→ **Your objective**:
Write out the listing below without alteration, omitting its pictures.

----

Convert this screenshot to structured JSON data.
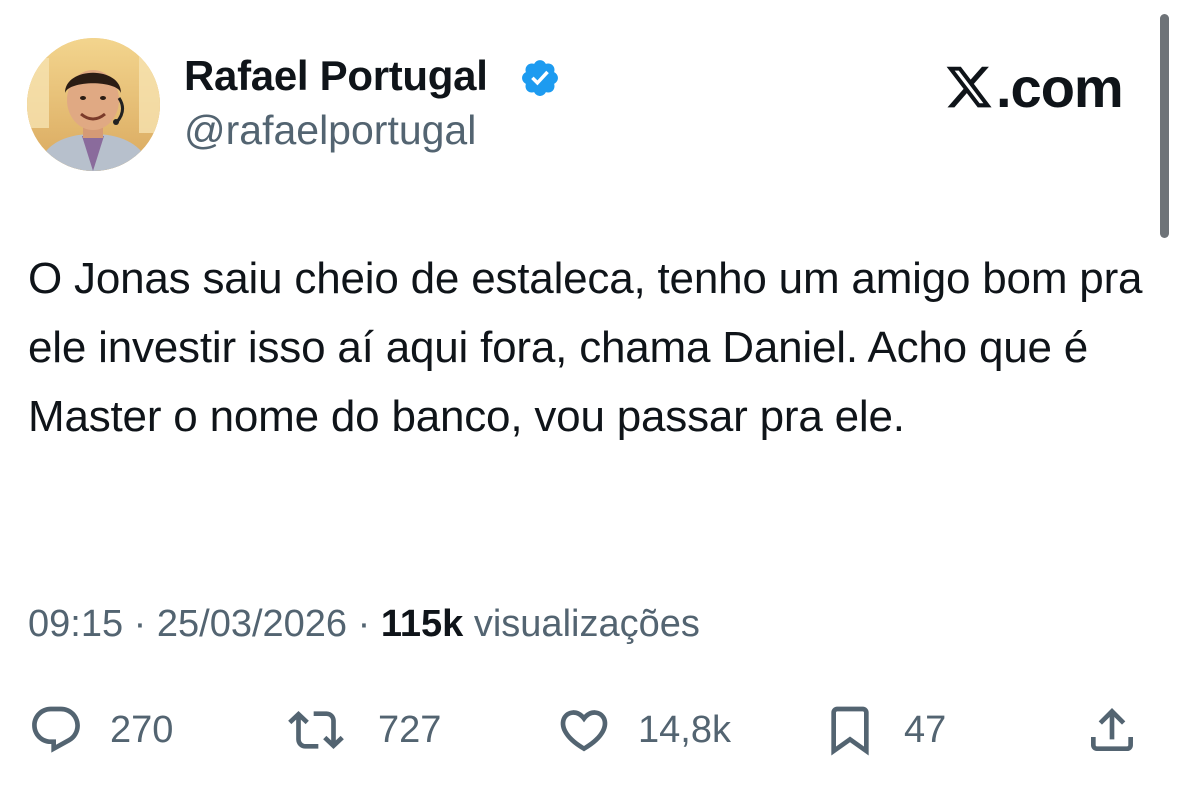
{
  "author": {
    "name": "Rafael Portugal",
    "handle": "@rafaelportugal",
    "verified_icon": "verified-badge-icon",
    "verified_color": "#1d9bf0"
  },
  "brand": {
    "text": ".com",
    "icon": "x-logo-icon"
  },
  "tweet": {
    "text": "O Jonas saiu cheio de estaleca, tenho um amigo bom pra ele investir isso aí aqui fora, chama Daniel. Acho que é Master o nome do banco, vou passar pra ele."
  },
  "meta": {
    "time": "09:15",
    "separator": " · ",
    "date": "25/03/2026",
    "views_count": "115k",
    "views_label": " visualizações"
  },
  "actions": {
    "replies": {
      "icon": "reply-icon",
      "count": "270"
    },
    "retweets": {
      "icon": "retweet-icon",
      "count": "727"
    },
    "likes": {
      "icon": "heart-icon",
      "count": "14,8k"
    },
    "bookmarks": {
      "icon": "bookmark-icon",
      "count": "47"
    },
    "share": {
      "icon": "share-icon"
    }
  },
  "colors": {
    "text": "#0f1419",
    "secondary": "#536471",
    "verified": "#1d9bf0"
  }
}
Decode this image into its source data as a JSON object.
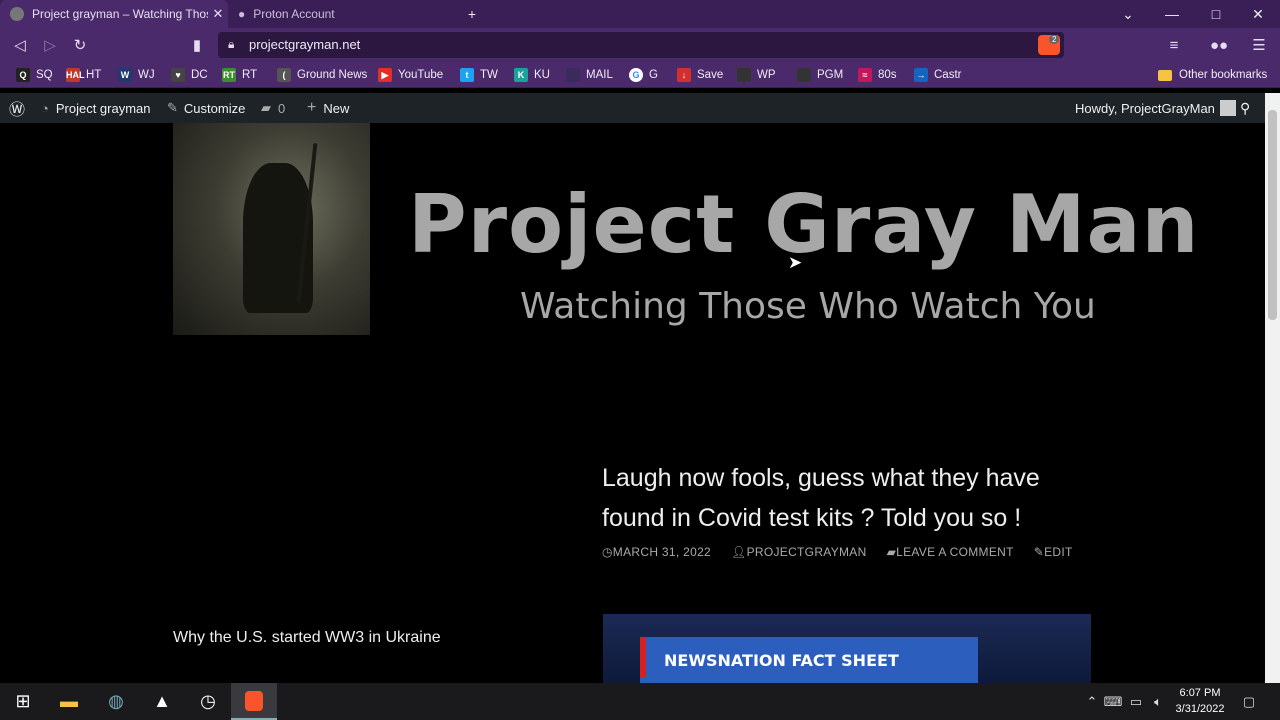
{
  "browser": {
    "tabs": [
      {
        "title": "Project grayman – Watching Thos",
        "active": true
      },
      {
        "title": "Proton Account",
        "active": false
      }
    ],
    "url": "projectgrayman.net",
    "brave_badge": "2",
    "bookmarks": [
      {
        "label": "SQ",
        "icon": "Q",
        "color": "#222"
      },
      {
        "label": "HT",
        "icon": "HAL",
        "color": "#c0392b"
      },
      {
        "label": "WJ",
        "icon": "W",
        "color": "#1f3a6e"
      },
      {
        "label": "DC",
        "icon": "♥",
        "color": "#444"
      },
      {
        "label": "RT",
        "icon": "RT",
        "color": "#3a8f2e"
      },
      {
        "label": "Ground News",
        "icon": "(",
        "color": "#555"
      },
      {
        "label": "YouTube",
        "icon": "▶",
        "color": "#e52d27"
      },
      {
        "label": "TW",
        "icon": "t",
        "color": "#1da1f2"
      },
      {
        "label": "KU",
        "icon": "K",
        "color": "#1aa39a"
      },
      {
        "label": "MAIL",
        "icon": "",
        "color": "#3b2a5c"
      },
      {
        "label": "G",
        "icon": "G",
        "color": "#ffffff"
      },
      {
        "label": "Save",
        "icon": "↓",
        "color": "#d32f2f"
      },
      {
        "label": "WP",
        "icon": "",
        "color": "#333"
      },
      {
        "label": "PGM",
        "icon": "",
        "color": "#333"
      },
      {
        "label": "80s",
        "icon": "≈",
        "color": "#c2185b"
      },
      {
        "label": "Castr",
        "icon": "→",
        "color": "#1565c0"
      }
    ],
    "other_bookmarks": "Other bookmarks"
  },
  "wpadmin": {
    "site": "Project grayman",
    "customize": "Customize",
    "comments": "0",
    "new": "New",
    "howdy": "Howdy, ProjectGrayMan"
  },
  "site": {
    "title": "Project Gray Man",
    "description": "Watching Those Who Watch You"
  },
  "post": {
    "title": "Laugh now fools, guess what they have found in Covid test kits ? Told you so !",
    "date": "MARCH 31, 2022",
    "author": "PROJECTGRAYMAN",
    "comment": "LEAVE A COMMENT",
    "edit": "EDIT",
    "featured_banner": "NEWSNATION FACT SHEET"
  },
  "sidebar": {
    "title": "Why the U.S. started WW3 in Ukraine"
  },
  "taskbar": {
    "time": "6:07 PM",
    "date": "3/31/2022"
  }
}
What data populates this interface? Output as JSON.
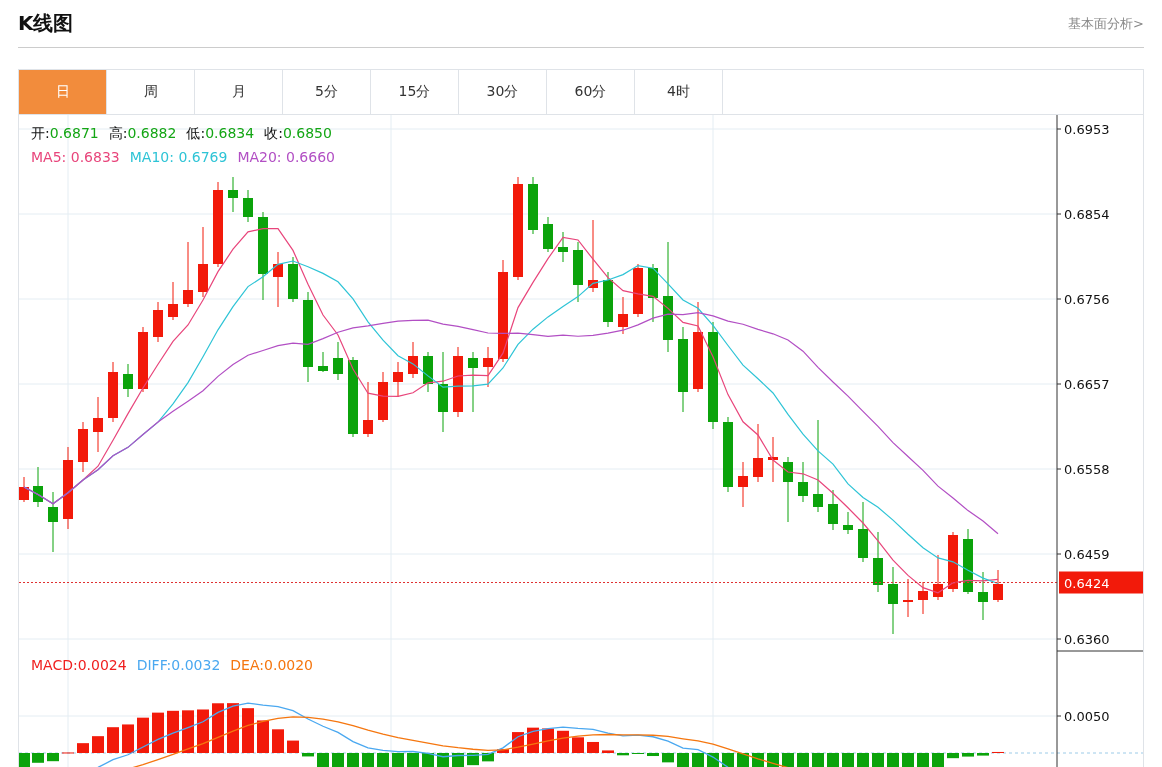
{
  "header": {
    "title": "K线图",
    "link": "基本面分析>"
  },
  "tabs": [
    {
      "label": "日",
      "selected": true
    },
    {
      "label": "周",
      "selected": false
    },
    {
      "label": "月",
      "selected": false
    },
    {
      "label": "5分",
      "selected": false
    },
    {
      "label": "15分",
      "selected": false
    },
    {
      "label": "30分",
      "selected": false
    },
    {
      "label": "60分",
      "selected": false
    },
    {
      "label": "4时",
      "selected": false
    }
  ],
  "ohlc": [
    {
      "label": "开:",
      "value": "0.6871"
    },
    {
      "label": "高:",
      "value": "0.6882"
    },
    {
      "label": "低:",
      "value": "0.6834"
    },
    {
      "label": "收:",
      "value": "0.6850"
    }
  ],
  "moving_averages": [
    {
      "label": "MA5:",
      "value": "0.6833",
      "color": "#e8457b"
    },
    {
      "label": "MA10:",
      "value": "0.6769",
      "color": "#2ec4d6"
    },
    {
      "label": "MA20:",
      "value": "0.6660",
      "color": "#b24fc4"
    }
  ],
  "price_axis": [
    "0.6953",
    "0.6854",
    "0.6756",
    "0.6657",
    "0.6558",
    "0.6459",
    "0.6360"
  ],
  "current_price": "0.6424",
  "macd_legend": [
    {
      "label": "MACD:",
      "value": "0.0024",
      "color": "#f01f1f"
    },
    {
      "label": "DIFF:",
      "value": "0.0032",
      "color": "#4aa8f0"
    },
    {
      "label": "DEA:",
      "value": "0.0020",
      "color": "#f5760f"
    }
  ],
  "macd_axis": [
    "0.0050"
  ]
}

----

→ **Exercise output**:
Convert this screenshot to structured JSON data.
{
  "author": {
    "name": "Rafael Portugal",
    "handle": "@rafaelportugal",
    "verified_icon": "verified-badge-icon",
    "verified_color": "#1d9bf0"
  },
  "brand": {
    "text": ".com",
    "icon": "x-logo-icon"
  },
  "tweet": {
    "text": "O Jonas saiu cheio de estaleca, tenho um amigo bom pra ele investir isso aí aqui fora, chama Daniel. Acho que é Master o nome do banco, vou passar pra ele."
  },
  "meta": {
    "time": "09:15",
    "separator": " · ",
    "date": "25/03/2026",
    "views_count": "115k",
    "views_label": " visualizações"
  },
  "actions": {
    "replies": {
      "icon": "reply-icon",
      "count": "270"
    },
    "retweets": {
      "icon": "retweet-icon",
      "count": "727"
    },
    "likes": {
      "icon": "heart-icon",
      "count": "14,8k"
    },
    "bookmarks": {
      "icon": "bookmark-icon",
      "count": "47"
    },
    "share": {
      "icon": "share-icon"
    }
  },
  "colors": {
    "text": "#0f1419",
    "secondary": "#536471",
    "verified": "#1d9bf0"
  }
}
Decode this image into its source data as a JSON object.
{
  "browser": {
    "tabs": [
      {
        "title": "Project grayman – Watching Thos",
        "active": true
      },
      {
        "title": "Proton Account",
        "active": false
      }
    ],
    "url": "projectgrayman.net",
    "brave_badge": "2",
    "bookmarks": [
      {
        "label": "SQ",
        "icon": "Q",
        "color": "#222"
      },
      {
        "label": "HT",
        "icon": "HAL",
        "color": "#c0392b"
      },
      {
        "label": "WJ",
        "icon": "W",
        "color": "#1f3a6e"
      },
      {
        "label": "DC",
        "icon": "♥",
        "color": "#444"
      },
      {
        "label": "RT",
        "icon": "RT",
        "color": "#3a8f2e"
      },
      {
        "label": "Ground News",
        "icon": "(",
        "color": "#555"
      },
      {
        "label": "YouTube",
        "icon": "▶",
        "color": "#e52d27"
      },
      {
        "label": "TW",
        "icon": "t",
        "color": "#1da1f2"
      },
      {
        "label": "KU",
        "icon": "K",
        "color": "#1aa39a"
      },
      {
        "label": "MAIL",
        "icon": "",
        "color": "#3b2a5c"
      },
      {
        "label": "G",
        "icon": "G",
        "color": "#ffffff"
      },
      {
        "label": "Save",
        "icon": "↓",
        "color": "#d32f2f"
      },
      {
        "label": "WP",
        "icon": "",
        "color": "#333"
      },
      {
        "label": "PGM",
        "icon": "",
        "color": "#333"
      },
      {
        "label": "80s",
        "icon": "≈",
        "color": "#c2185b"
      },
      {
        "label": "Castr",
        "icon": "→",
        "color": "#1565c0"
      }
    ],
    "other_bookmarks": "Other bookmarks"
  },
  "wpadmin": {
    "site": "Project grayman",
    "customize": "Customize",
    "comments": "0",
    "new": "New",
    "howdy": "Howdy, ProjectGrayMan"
  },
  "site": {
    "title": "Project Gray Man",
    "description": "Watching Those Who Watch You"
  },
  "post": {
    "title": "Laugh now fools, guess what they have found in Covid test kits ? Told you so !",
    "date": "MARCH 31, 2022",
    "author": "PROJECTGRAYMAN",
    "comment": "LEAVE A COMMENT",
    "edit": "EDIT",
    "featured_banner": "NEWSNATION FACT SHEET"
  },
  "sidebar": {
    "title": "Why the U.S. started WW3 in Ukraine"
  },
  "taskbar": {
    "time": "6:07 PM",
    "date": "3/31/2022"
  }
}
What data populates this interface? Output as JSON.
{
  "header": {
    "title": "K线图",
    "link": "基本面分析>"
  },
  "tabs": [
    {
      "label": "日",
      "selected": true
    },
    {
      "label": "周",
      "selected": false
    },
    {
      "label": "月",
      "selected": false
    },
    {
      "label": "5分",
      "selected": false
    },
    {
      "label": "15分",
      "selected": false
    },
    {
      "label": "30分",
      "selected": false
    },
    {
      "label": "60分",
      "selected": false
    },
    {
      "label": "4时",
      "selected": false
    }
  ],
  "ohlc": [
    {
      "label": "开:",
      "value": "0.6871"
    },
    {
      "label": "高:",
      "value": "0.6882"
    },
    {
      "label": "低:",
      "value": "0.6834"
    },
    {
      "label": "收:",
      "value": "0.6850"
    }
  ],
  "moving_averages": [
    {
      "label": "MA5:",
      "value": "0.6833",
      "color": "#e8457b"
    },
    {
      "label": "MA10:",
      "value": "0.6769",
      "color": "#2ec4d6"
    },
    {
      "label": "MA20:",
      "value": "0.6660",
      "color": "#b24fc4"
    }
  ],
  "price_axis": [
    "0.6953",
    "0.6854",
    "0.6756",
    "0.6657",
    "0.6558",
    "0.6459",
    "0.6360"
  ],
  "current_price": "0.6424",
  "macd_legend": [
    {
      "label": "MACD:",
      "value": "0.0024",
      "color": "#f01f1f"
    },
    {
      "label": "DIFF:",
      "value": "0.0032",
      "color": "#4aa8f0"
    },
    {
      "label": "DEA:",
      "value": "0.0020",
      "color": "#f5760f"
    }
  ],
  "macd_axis": [
    "0.0050"
  ]
}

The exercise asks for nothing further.